WORK TO COMPLETE => Repeat the entire listing exactly as written.

PROVIDED RECORDS =>
START
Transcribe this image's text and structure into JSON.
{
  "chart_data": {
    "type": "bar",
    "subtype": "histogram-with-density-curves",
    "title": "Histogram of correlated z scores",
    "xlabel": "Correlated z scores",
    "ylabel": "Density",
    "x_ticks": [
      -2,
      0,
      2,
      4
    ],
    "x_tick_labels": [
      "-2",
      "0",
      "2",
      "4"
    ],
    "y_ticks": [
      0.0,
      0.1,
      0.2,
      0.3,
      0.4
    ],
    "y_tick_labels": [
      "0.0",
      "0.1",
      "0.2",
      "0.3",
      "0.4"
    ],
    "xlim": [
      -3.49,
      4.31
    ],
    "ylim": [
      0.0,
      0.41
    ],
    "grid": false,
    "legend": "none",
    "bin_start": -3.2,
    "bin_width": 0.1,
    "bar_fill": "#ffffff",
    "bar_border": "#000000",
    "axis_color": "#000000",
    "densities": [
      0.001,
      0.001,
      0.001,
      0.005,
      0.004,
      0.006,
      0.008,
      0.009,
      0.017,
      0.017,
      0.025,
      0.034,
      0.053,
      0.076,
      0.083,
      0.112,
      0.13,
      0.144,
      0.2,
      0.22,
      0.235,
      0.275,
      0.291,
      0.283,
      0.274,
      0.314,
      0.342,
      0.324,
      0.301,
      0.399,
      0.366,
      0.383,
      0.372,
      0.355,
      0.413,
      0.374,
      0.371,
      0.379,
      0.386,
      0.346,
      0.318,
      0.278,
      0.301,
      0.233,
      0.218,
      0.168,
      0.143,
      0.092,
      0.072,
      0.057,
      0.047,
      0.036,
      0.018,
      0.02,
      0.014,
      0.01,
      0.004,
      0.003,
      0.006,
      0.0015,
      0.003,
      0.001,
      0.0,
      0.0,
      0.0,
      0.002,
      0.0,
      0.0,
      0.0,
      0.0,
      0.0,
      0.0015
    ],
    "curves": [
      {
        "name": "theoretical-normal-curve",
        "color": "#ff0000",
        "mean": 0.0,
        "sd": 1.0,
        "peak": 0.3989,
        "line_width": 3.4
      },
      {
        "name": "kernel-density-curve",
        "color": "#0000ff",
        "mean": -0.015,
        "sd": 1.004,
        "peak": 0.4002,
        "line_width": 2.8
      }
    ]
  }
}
END
PROBLEM SOLUTION =>
Transcribe this image's text and structure into JSON.
{
  "chart_data": {
    "type": "bar",
    "subtype": "histogram-with-density-curves",
    "title": "Histogram of correlated z scores",
    "xlabel": "Correlated z scores",
    "ylabel": "Density",
    "x_ticks": [
      -2,
      0,
      2,
      4
    ],
    "x_tick_labels": [
      "-2",
      "0",
      "2",
      "4"
    ],
    "y_ticks": [
      0.0,
      0.1,
      0.2,
      0.3,
      0.4
    ],
    "y_tick_labels": [
      "0.0",
      "0.1",
      "0.2",
      "0.3",
      "0.4"
    ],
    "xlim": [
      -3.49,
      4.31
    ],
    "ylim": [
      0.0,
      0.41
    ],
    "grid": false,
    "legend": "none",
    "bin_start": -3.2,
    "bin_width": 0.1,
    "bar_fill": "#ffffff",
    "bar_border": "#000000",
    "axis_color": "#000000",
    "densities": [
      0.001,
      0.001,
      0.001,
      0.005,
      0.004,
      0.006,
      0.008,
      0.009,
      0.017,
      0.017,
      0.025,
      0.034,
      0.053,
      0.076,
      0.083,
      0.112,
      0.13,
      0.144,
      0.2,
      0.22,
      0.235,
      0.275,
      0.291,
      0.283,
      0.274,
      0.314,
      0.342,
      0.324,
      0.301,
      0.399,
      0.366,
      0.383,
      0.372,
      0.355,
      0.413,
      0.374,
      0.371,
      0.379,
      0.386,
      0.346,
      0.318,
      0.278,
      0.301,
      0.233,
      0.218,
      0.168,
      0.143,
      0.092,
      0.072,
      0.057,
      0.047,
      0.036,
      0.018,
      0.02,
      0.014,
      0.01,
      0.004,
      0.003,
      0.006,
      0.0015,
      0.003,
      0.001,
      0.0,
      0.0,
      0.0,
      0.002,
      0.0,
      0.0,
      0.0,
      0.0,
      0.0,
      0.0015
    ],
    "curves": [
      {
        "name": "theoretical-normal-curve",
        "color": "#ff0000",
        "mean": 0.0,
        "sd": 1.0,
        "peak": 0.3989,
        "line_width": 3.4
      },
      {
        "name": "kernel-density-curve",
        "color": "#0000ff",
        "mean": -0.015,
        "sd": 1.004,
        "peak": 0.4002,
        "line_width": 2.8
      }
    ]
  }
}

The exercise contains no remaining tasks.